§ **Text section**:

The Best Way to Invest When the Stock Market Is Plunging
Forget the fact that the broad-based S&P 500 tripled from its March 2009 lows. All that matters right now to some investors is that the S&P 500 has lost about 7% of its value in a matter of a month, and traders are terrified.
Having watched CNBC at 3 a.m. (what can I say -- I'm a night owl) this past week, most of the programming early in the week was devoted to whether or not the market would continue plunging. And why did CNBC likely take this route with its programming? The answer is that many traders allow their emotions to get the better of them. In other words, the best way to invest money for some traders is to simply hop aboard the latest news-driven story and hang on for dear life until the next one comes along.
Though this strategy of trying to time the market based on news events has worked for a few years, given that there have been no sizable corrections, it's not a successful long-term strategy, as recessions and stock market contractions are a natural and unpredictable component of any economic cycle.
This is the best way to invest money in a falling market
So this leaves investors like you and I, who aren't trying to time the market and swipe a $0.10 gain on a stock, wondering: What's the best way to invest money when the stock market is plunging?
I believe the answer to that question is actually easier than you might think: turn to high-quality dividend stocks.
Dividend stocks serve multiple purposes for investors. Just as a dividend payment is the icing on the cake in a bull market, in a falling market a dividend payment can act as a hedge against nominal share-price losses. Remember, as investors we're looking at where the stocks we own will be five, 10, or even 30 years from now. If a dividend stock we own loses 15% in a month, it's not really a concern so long as the quality of the business model or the management team hasn't changed.
That leads to my second point about dividends: They're a sign of strength. A company that can consistently pay and even grow its dividend on an annual basis is telling investors in the best way that its business model is healthy and that it values its shareholders. In turn, long-term investors tend to buoy these stocks in a falling market because the dividends can help hedge their nominal losses, and because their business models are usually strong enough to survive even the worst recessions.

§ **Aim of the task**:
Please repeat, word for word, the part of the investing article that opens with the words containing "I believe the" and closes with "team hasn't changed.". The listing after this comes from a different source than the investing article.

§ **Recorded data**:

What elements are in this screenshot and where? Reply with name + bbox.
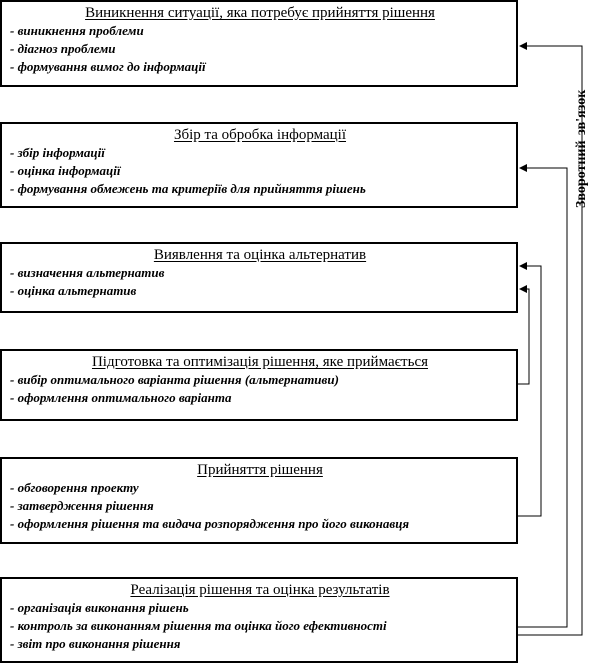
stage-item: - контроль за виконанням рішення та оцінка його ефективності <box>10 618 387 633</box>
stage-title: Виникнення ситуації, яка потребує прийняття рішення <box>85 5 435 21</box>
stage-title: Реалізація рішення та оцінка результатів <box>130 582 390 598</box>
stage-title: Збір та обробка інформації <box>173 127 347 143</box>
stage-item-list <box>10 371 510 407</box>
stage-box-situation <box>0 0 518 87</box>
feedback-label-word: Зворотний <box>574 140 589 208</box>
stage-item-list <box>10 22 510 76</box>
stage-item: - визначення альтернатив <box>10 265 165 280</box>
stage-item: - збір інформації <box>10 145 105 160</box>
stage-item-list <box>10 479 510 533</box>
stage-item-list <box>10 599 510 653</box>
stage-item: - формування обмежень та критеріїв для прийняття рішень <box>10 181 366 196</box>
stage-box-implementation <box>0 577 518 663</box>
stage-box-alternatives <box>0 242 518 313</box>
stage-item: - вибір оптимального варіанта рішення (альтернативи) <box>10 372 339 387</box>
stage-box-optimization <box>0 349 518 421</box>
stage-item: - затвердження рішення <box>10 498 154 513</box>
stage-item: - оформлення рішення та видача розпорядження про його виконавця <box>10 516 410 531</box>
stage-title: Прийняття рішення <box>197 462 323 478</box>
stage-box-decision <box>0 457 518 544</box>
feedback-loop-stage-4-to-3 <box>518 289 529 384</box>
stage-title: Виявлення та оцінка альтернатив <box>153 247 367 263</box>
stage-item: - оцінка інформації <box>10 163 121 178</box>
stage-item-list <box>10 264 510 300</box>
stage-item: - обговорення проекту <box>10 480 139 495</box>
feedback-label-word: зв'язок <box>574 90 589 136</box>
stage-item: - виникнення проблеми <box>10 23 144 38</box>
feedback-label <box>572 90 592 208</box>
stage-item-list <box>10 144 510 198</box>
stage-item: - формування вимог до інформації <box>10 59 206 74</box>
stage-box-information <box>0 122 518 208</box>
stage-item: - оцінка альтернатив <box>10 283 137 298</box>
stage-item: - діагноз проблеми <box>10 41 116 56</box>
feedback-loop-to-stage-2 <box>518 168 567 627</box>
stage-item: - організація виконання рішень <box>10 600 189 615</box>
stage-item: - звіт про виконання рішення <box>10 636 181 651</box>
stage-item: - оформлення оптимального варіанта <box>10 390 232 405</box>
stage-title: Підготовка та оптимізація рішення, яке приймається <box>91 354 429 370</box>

==

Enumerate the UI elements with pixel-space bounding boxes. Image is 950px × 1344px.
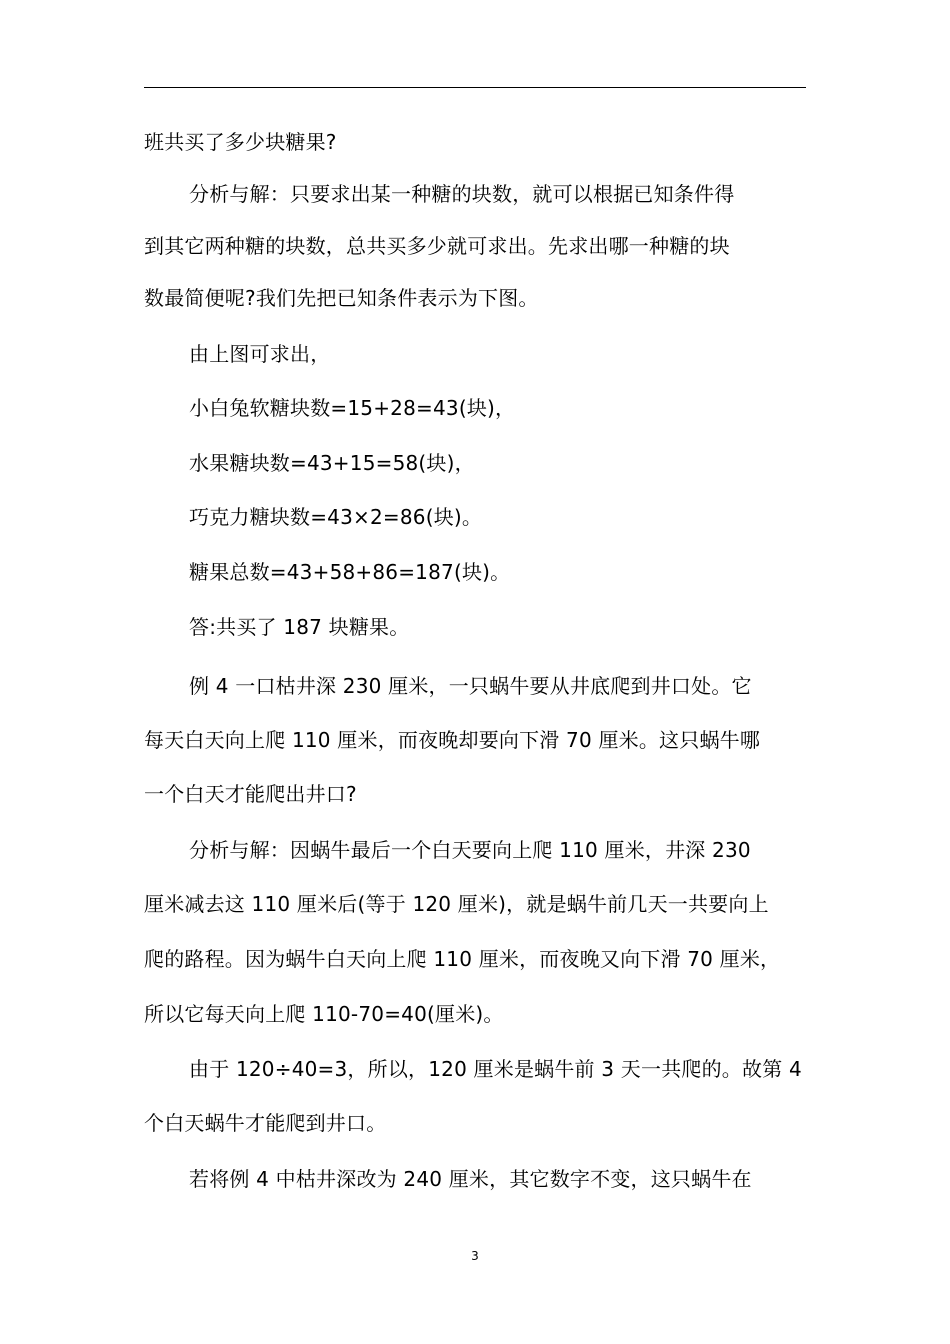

§ **Exercise result**:
I believe the answer to that question is actually easier than you might think: turn to high-quality dividend stocks.
Dividend stocks serve multiple purposes for investors. Just as a dividend payment is the icing on the cake in a bull market, in a falling market a dividend payment can act as a hedge against nominal share-price losses. Remember, as investors we're looking at where the stocks we own will be five, 10, or even 30 years from now. If a dividend stock we own loses 15% in a month, it's not really a concern so long as the quality of the business model or the management team hasn't changed.